--- Data for the task ---
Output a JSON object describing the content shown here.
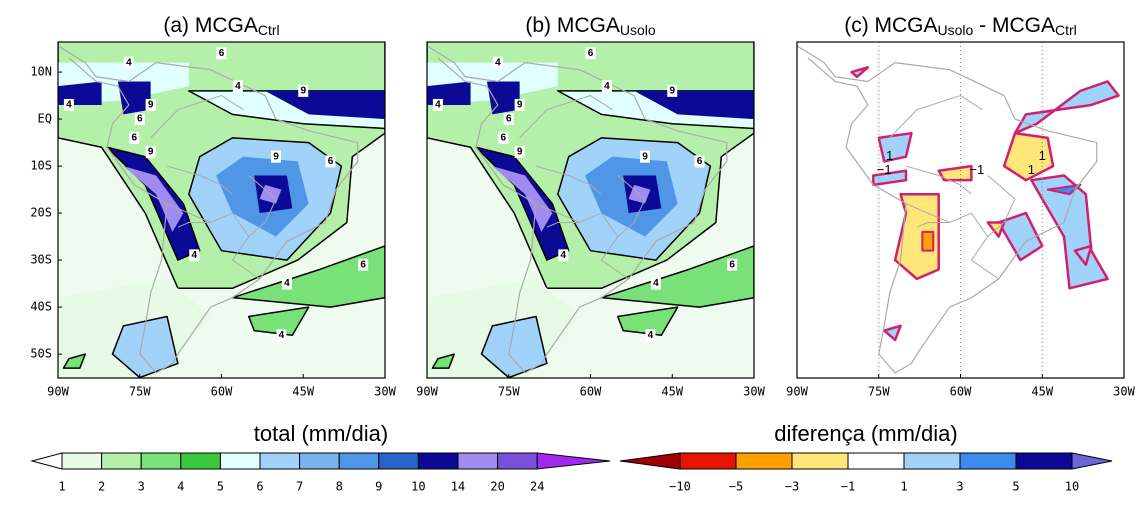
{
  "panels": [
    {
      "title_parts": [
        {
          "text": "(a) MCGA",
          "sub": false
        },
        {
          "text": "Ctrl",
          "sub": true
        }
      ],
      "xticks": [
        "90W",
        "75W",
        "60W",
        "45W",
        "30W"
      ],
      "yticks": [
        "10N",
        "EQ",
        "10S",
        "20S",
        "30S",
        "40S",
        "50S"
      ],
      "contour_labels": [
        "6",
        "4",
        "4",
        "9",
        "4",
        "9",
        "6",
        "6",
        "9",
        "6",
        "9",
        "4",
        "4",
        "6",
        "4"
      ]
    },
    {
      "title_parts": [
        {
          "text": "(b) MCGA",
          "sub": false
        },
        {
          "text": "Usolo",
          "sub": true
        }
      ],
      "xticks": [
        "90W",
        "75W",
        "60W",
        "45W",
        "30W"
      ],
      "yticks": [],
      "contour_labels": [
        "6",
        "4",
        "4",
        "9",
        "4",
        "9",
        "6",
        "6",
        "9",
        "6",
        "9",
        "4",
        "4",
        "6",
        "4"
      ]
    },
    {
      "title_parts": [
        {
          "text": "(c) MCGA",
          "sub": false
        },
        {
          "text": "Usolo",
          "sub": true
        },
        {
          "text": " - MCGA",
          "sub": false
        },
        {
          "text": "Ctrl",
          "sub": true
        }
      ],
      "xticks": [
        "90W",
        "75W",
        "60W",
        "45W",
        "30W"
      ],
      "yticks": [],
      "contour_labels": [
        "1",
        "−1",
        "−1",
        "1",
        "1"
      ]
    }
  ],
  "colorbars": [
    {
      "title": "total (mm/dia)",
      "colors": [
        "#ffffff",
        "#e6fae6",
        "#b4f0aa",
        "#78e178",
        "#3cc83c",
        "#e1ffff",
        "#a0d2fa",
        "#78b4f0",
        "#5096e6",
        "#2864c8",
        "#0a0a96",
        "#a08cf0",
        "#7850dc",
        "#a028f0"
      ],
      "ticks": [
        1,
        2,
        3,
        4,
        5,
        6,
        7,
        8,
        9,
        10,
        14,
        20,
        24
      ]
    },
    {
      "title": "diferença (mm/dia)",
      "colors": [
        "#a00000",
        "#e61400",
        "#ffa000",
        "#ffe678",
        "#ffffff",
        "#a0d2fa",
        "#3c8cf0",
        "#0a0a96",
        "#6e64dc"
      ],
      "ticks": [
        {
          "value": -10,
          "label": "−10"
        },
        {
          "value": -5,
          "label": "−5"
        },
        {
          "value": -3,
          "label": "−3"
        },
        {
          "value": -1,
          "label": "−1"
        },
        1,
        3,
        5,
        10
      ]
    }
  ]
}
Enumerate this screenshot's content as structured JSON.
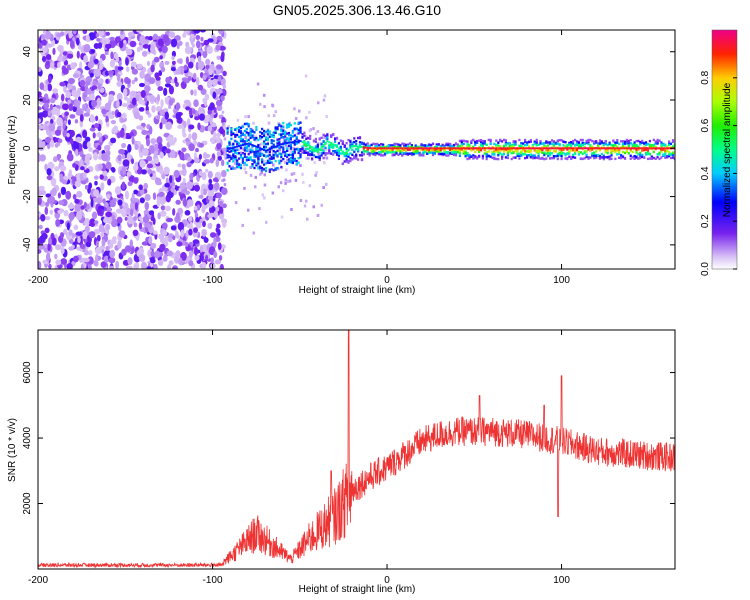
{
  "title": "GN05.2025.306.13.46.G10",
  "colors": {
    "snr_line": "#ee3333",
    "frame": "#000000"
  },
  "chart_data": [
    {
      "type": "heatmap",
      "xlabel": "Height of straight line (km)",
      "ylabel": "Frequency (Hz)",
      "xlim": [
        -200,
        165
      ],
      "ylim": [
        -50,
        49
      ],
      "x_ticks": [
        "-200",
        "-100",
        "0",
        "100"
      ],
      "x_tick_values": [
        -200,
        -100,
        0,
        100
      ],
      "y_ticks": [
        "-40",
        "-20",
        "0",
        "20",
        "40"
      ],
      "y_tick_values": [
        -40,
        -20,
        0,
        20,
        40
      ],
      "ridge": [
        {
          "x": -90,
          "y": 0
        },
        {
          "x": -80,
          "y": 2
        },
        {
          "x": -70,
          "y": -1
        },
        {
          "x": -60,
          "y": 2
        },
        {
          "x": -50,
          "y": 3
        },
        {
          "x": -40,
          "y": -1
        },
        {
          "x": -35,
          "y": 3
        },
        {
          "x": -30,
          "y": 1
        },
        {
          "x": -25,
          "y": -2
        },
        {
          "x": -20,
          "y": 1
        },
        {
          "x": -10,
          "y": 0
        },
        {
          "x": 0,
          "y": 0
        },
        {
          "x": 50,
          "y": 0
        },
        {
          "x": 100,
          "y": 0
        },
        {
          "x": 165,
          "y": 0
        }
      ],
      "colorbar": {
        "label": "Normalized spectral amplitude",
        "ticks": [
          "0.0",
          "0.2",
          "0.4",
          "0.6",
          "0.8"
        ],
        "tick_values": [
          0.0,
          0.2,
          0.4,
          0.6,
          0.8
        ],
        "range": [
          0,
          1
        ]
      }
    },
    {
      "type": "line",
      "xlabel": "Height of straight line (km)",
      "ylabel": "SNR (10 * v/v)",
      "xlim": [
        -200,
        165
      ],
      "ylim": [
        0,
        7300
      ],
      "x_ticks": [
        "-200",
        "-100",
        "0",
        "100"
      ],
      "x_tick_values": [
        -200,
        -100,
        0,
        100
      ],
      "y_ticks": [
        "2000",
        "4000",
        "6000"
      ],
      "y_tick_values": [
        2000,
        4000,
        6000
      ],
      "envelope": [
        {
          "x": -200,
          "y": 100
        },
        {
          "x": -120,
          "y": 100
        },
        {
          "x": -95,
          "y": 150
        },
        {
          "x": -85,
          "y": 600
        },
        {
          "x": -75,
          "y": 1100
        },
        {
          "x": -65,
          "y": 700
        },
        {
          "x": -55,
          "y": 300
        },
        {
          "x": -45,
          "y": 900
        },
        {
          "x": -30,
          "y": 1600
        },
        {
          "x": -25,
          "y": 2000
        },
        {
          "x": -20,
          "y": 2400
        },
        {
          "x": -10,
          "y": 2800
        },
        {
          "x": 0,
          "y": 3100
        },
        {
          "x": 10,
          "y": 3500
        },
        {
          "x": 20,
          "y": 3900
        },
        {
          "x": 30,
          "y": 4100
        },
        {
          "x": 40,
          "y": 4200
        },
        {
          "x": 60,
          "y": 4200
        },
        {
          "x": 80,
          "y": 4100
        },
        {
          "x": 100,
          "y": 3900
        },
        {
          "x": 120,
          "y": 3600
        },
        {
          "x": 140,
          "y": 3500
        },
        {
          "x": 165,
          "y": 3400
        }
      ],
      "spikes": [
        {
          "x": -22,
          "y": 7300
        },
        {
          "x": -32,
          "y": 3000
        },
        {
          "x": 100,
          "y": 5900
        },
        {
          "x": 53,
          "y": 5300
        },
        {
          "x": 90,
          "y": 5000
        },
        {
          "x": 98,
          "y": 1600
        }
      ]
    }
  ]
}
---
• **Exercise objective**
Reproduce every entry word for word, but omit the pictures.

• **Exercise result**
Output a JSON object describing the content shown here.
{
  "panels": [
    {
      "title_parts": [
        {
          "text": "(a) MCGA",
          "sub": false
        },
        {
          "text": "Ctrl",
          "sub": true
        }
      ],
      "xticks": [
        "90W",
        "75W",
        "60W",
        "45W",
        "30W"
      ],
      "yticks": [
        "10N",
        "EQ",
        "10S",
        "20S",
        "30S",
        "40S",
        "50S"
      ],
      "contour_labels": [
        "6",
        "4",
        "4",
        "9",
        "4",
        "9",
        "6",
        "6",
        "9",
        "6",
        "9",
        "4",
        "4",
        "6",
        "4"
      ]
    },
    {
      "title_parts": [
        {
          "text": "(b) MCGA",
          "sub": false
        },
        {
          "text": "Usolo",
          "sub": true
        }
      ],
      "xticks": [
        "90W",
        "75W",
        "60W",
        "45W",
        "30W"
      ],
      "yticks": [],
      "contour_labels": [
        "6",
        "4",
        "4",
        "9",
        "4",
        "9",
        "6",
        "6",
        "9",
        "6",
        "9",
        "4",
        "4",
        "6",
        "4"
      ]
    },
    {
      "title_parts": [
        {
          "text": "(c) MCGA",
          "sub": false
        },
        {
          "text": "Usolo",
          "sub": true
        },
        {
          "text": " - MCGA",
          "sub": false
        },
        {
          "text": "Ctrl",
          "sub": true
        }
      ],
      "xticks": [
        "90W",
        "75W",
        "60W",
        "45W",
        "30W"
      ],
      "yticks": [],
      "contour_labels": [
        "1",
        "−1",
        "−1",
        "1",
        "1"
      ]
    }
  ],
  "colorbars": [
    {
      "title": "total (mm/dia)",
      "colors": [
        "#ffffff",
        "#e6fae6",
        "#b4f0aa",
        "#78e178",
        "#3cc83c",
        "#e1ffff",
        "#a0d2fa",
        "#78b4f0",
        "#5096e6",
        "#2864c8",
        "#0a0a96",
        "#a08cf0",
        "#7850dc",
        "#a028f0"
      ],
      "ticks": [
        1,
        2,
        3,
        4,
        5,
        6,
        7,
        8,
        9,
        10,
        14,
        20,
        24
      ]
    },
    {
      "title": "diferença (mm/dia)",
      "colors": [
        "#a00000",
        "#e61400",
        "#ffa000",
        "#ffe678",
        "#ffffff",
        "#a0d2fa",
        "#3c8cf0",
        "#0a0a96",
        "#6e64dc"
      ],
      "ticks": [
        {
          "value": -10,
          "label": "−10"
        },
        {
          "value": -5,
          "label": "−5"
        },
        {
          "value": -3,
          "label": "−3"
        },
        {
          "value": -1,
          "label": "−1"
        },
        1,
        3,
        5,
        10
      ]
    }
  ]
}
Enumerate this screenshot's content as structured JSON.
{
  "title": "GN05.2025.306.13.46.G10",
  "colors": {
    "snr_line": "#ee3333",
    "frame": "#000000"
  },
  "chart_data": [
    {
      "type": "heatmap",
      "xlabel": "Height of straight line (km)",
      "ylabel": "Frequency (Hz)",
      "xlim": [
        -200,
        165
      ],
      "ylim": [
        -50,
        49
      ],
      "x_ticks": [
        "-200",
        "-100",
        "0",
        "100"
      ],
      "x_tick_values": [
        -200,
        -100,
        0,
        100
      ],
      "y_ticks": [
        "-40",
        "-20",
        "0",
        "20",
        "40"
      ],
      "y_tick_values": [
        -40,
        -20,
        0,
        20,
        40
      ],
      "ridge": [
        {
          "x": -90,
          "y": 0
        },
        {
          "x": -80,
          "y": 2
        },
        {
          "x": -70,
          "y": -1
        },
        {
          "x": -60,
          "y": 2
        },
        {
          "x": -50,
          "y": 3
        },
        {
          "x": -40,
          "y": -1
        },
        {
          "x": -35,
          "y": 3
        },
        {
          "x": -30,
          "y": 1
        },
        {
          "x": -25,
          "y": -2
        },
        {
          "x": -20,
          "y": 1
        },
        {
          "x": -10,
          "y": 0
        },
        {
          "x": 0,
          "y": 0
        },
        {
          "x": 50,
          "y": 0
        },
        {
          "x": 100,
          "y": 0
        },
        {
          "x": 165,
          "y": 0
        }
      ],
      "colorbar": {
        "label": "Normalized spectral amplitude",
        "ticks": [
          "0.0",
          "0.2",
          "0.4",
          "0.6",
          "0.8"
        ],
        "tick_values": [
          0.0,
          0.2,
          0.4,
          0.6,
          0.8
        ],
        "range": [
          0,
          1
        ]
      }
    },
    {
      "type": "line",
      "xlabel": "Height of straight line (km)",
      "ylabel": "SNR (10 * v/v)",
      "xlim": [
        -200,
        165
      ],
      "ylim": [
        0,
        7300
      ],
      "x_ticks": [
        "-200",
        "-100",
        "0",
        "100"
      ],
      "x_tick_values": [
        -200,
        -100,
        0,
        100
      ],
      "y_ticks": [
        "2000",
        "4000",
        "6000"
      ],
      "y_tick_values": [
        2000,
        4000,
        6000
      ],
      "envelope": [
        {
          "x": -200,
          "y": 100
        },
        {
          "x": -120,
          "y": 100
        },
        {
          "x": -95,
          "y": 150
        },
        {
          "x": -85,
          "y": 600
        },
        {
          "x": -75,
          "y": 1100
        },
        {
          "x": -65,
          "y": 700
        },
        {
          "x": -55,
          "y": 300
        },
        {
          "x": -45,
          "y": 900
        },
        {
          "x": -30,
          "y": 1600
        },
        {
          "x": -25,
          "y": 2000
        },
        {
          "x": -20,
          "y": 2400
        },
        {
          "x": -10,
          "y": 2800
        },
        {
          "x": 0,
          "y": 3100
        },
        {
          "x": 10,
          "y": 3500
        },
        {
          "x": 20,
          "y": 3900
        },
        {
          "x": 30,
          "y": 4100
        },
        {
          "x": 40,
          "y": 4200
        },
        {
          "x": 60,
          "y": 4200
        },
        {
          "x": 80,
          "y": 4100
        },
        {
          "x": 100,
          "y": 3900
        },
        {
          "x": 120,
          "y": 3600
        },
        {
          "x": 140,
          "y": 3500
        },
        {
          "x": 165,
          "y": 3400
        }
      ],
      "spikes": [
        {
          "x": -22,
          "y": 7300
        },
        {
          "x": -32,
          "y": 3000
        },
        {
          "x": 100,
          "y": 5900
        },
        {
          "x": 53,
          "y": 5300
        },
        {
          "x": 90,
          "y": 5000
        },
        {
          "x": 98,
          "y": 1600
        }
      ]
    }
  ]
}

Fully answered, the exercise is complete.